Your task is to give the listing below back word for word, pictures excluded.
========================================================================
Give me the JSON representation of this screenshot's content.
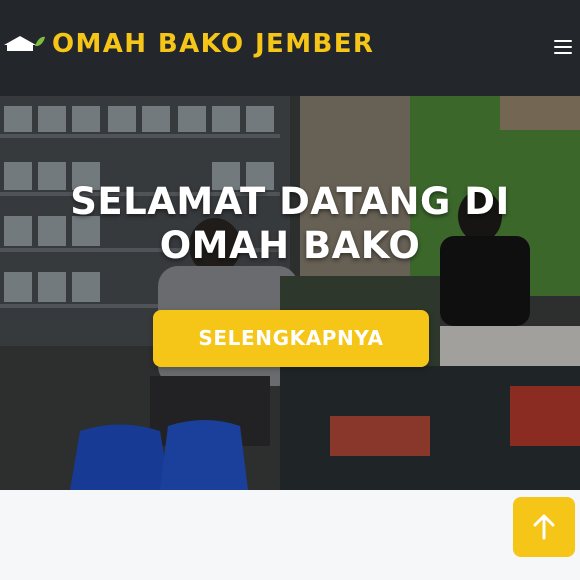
{
  "header": {
    "brand": "OMAH BAKO JEMBER",
    "logo_icon": "house-leaf-logo",
    "menu_icon": "hamburger-menu-icon",
    "accent_color": "#f5c518",
    "background_color": "#23272b"
  },
  "hero": {
    "title": "SELAMAT DATANG DI OMAH BAKO",
    "button_label": "SELENGKAPNYA",
    "button_color": "#f5c518"
  },
  "back_to_top": {
    "icon": "arrow-up-icon"
  }
}
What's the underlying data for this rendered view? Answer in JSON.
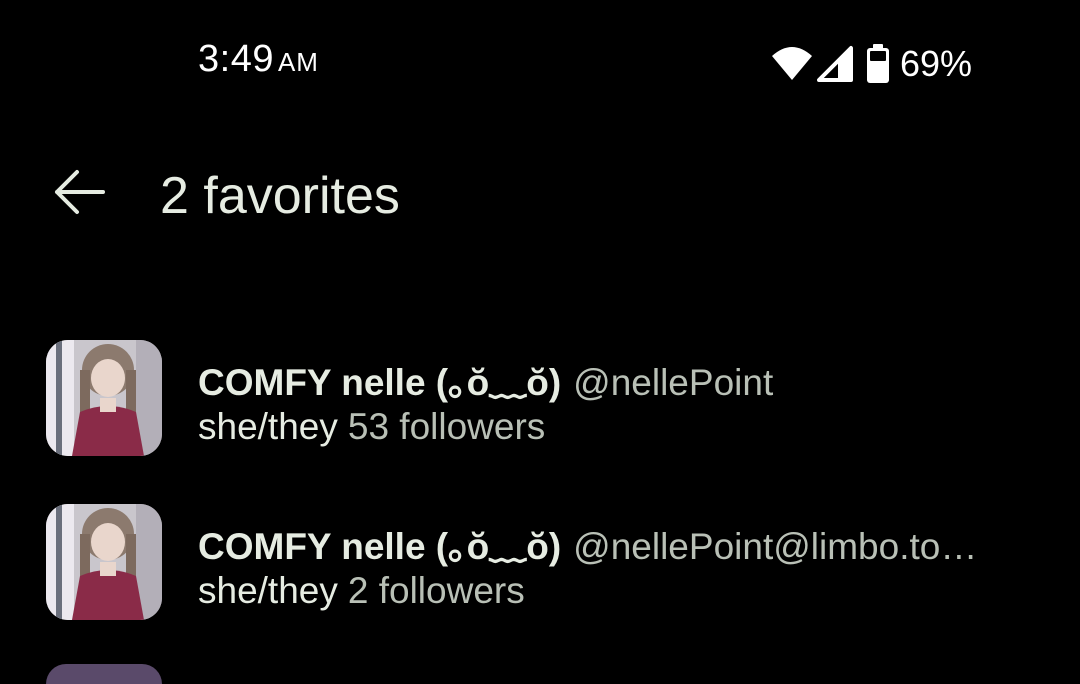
{
  "status_bar": {
    "time": "3:49",
    "ampm": "AM",
    "battery_percent": "69%",
    "icons": [
      "wifi-icon",
      "signal-icon",
      "battery-icon"
    ]
  },
  "app_bar": {
    "title": "2 favorites",
    "back_icon": "arrow-left-icon"
  },
  "favorites": [
    {
      "display_name": "COMFY nelle (｡ŏ﹏ŏ)",
      "handle": "@nellePoint",
      "pronouns": "she/they",
      "followers": "53 followers"
    },
    {
      "display_name": "COMFY nelle (｡ŏ﹏ŏ)",
      "handle": "@nellePoint@limbo.to…",
      "pronouns": "she/they",
      "followers": "2 followers"
    }
  ],
  "colors": {
    "background": "#000000",
    "primary_text": "#e6ece2",
    "secondary_text": "#b9c0b6"
  }
}
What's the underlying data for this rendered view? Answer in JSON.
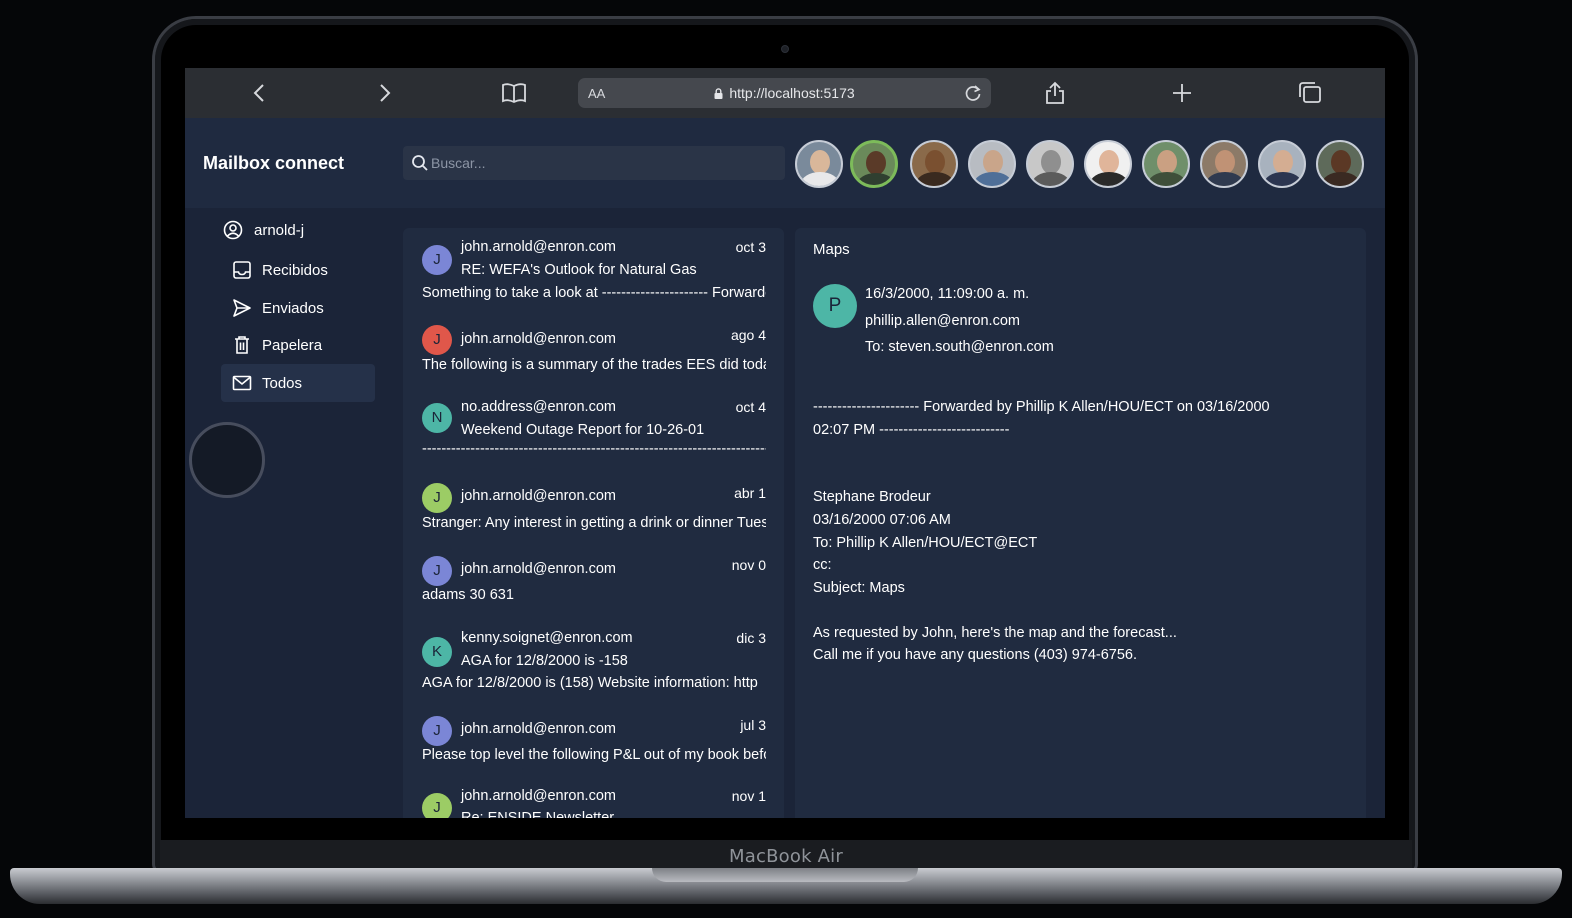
========================================================================
_EXERCISE RESULT:_
Give me the JSON representation of this screenshot's content.
{
  "header": {
    "brand": "OMAH BAKO JEMBER",
    "logo_icon": "house-leaf-logo",
    "menu_icon": "hamburger-menu-icon",
    "accent_color": "#f5c518",
    "background_color": "#23272b"
  },
  "hero": {
    "title": "SELAMAT DATANG DI OMAH BAKO",
    "button_label": "SELENGKAPNYA",
    "button_color": "#f5c518"
  },
  "back_to_top": {
    "icon": "arrow-up-icon"
  }
}
What's the underlying data for this rendered view? Answer in JSON.
{
  "status_bar": {
    "time": "3:49",
    "ampm": "AM",
    "battery_percent": "69%",
    "icons": [
      "wifi-icon",
      "signal-icon",
      "battery-icon"
    ]
  },
  "app_bar": {
    "title": "2 favorites",
    "back_icon": "arrow-left-icon"
  },
  "favorites": [
    {
      "display_name": "COMFY nelle (｡ŏ﹏ŏ)",
      "handle": "@nellePoint",
      "pronouns": "she/they",
      "followers": "53 followers"
    },
    {
      "display_name": "COMFY nelle (｡ŏ﹏ŏ)",
      "handle": "@nellePoint@limbo.to…",
      "pronouns": "she/they",
      "followers": "2 followers"
    }
  ],
  "colors": {
    "background": "#000000",
    "primary_text": "#e6ece2",
    "secondary_text": "#b9c0b6"
  }
}
What's the underlying data for this rendered view? Answer in JSON.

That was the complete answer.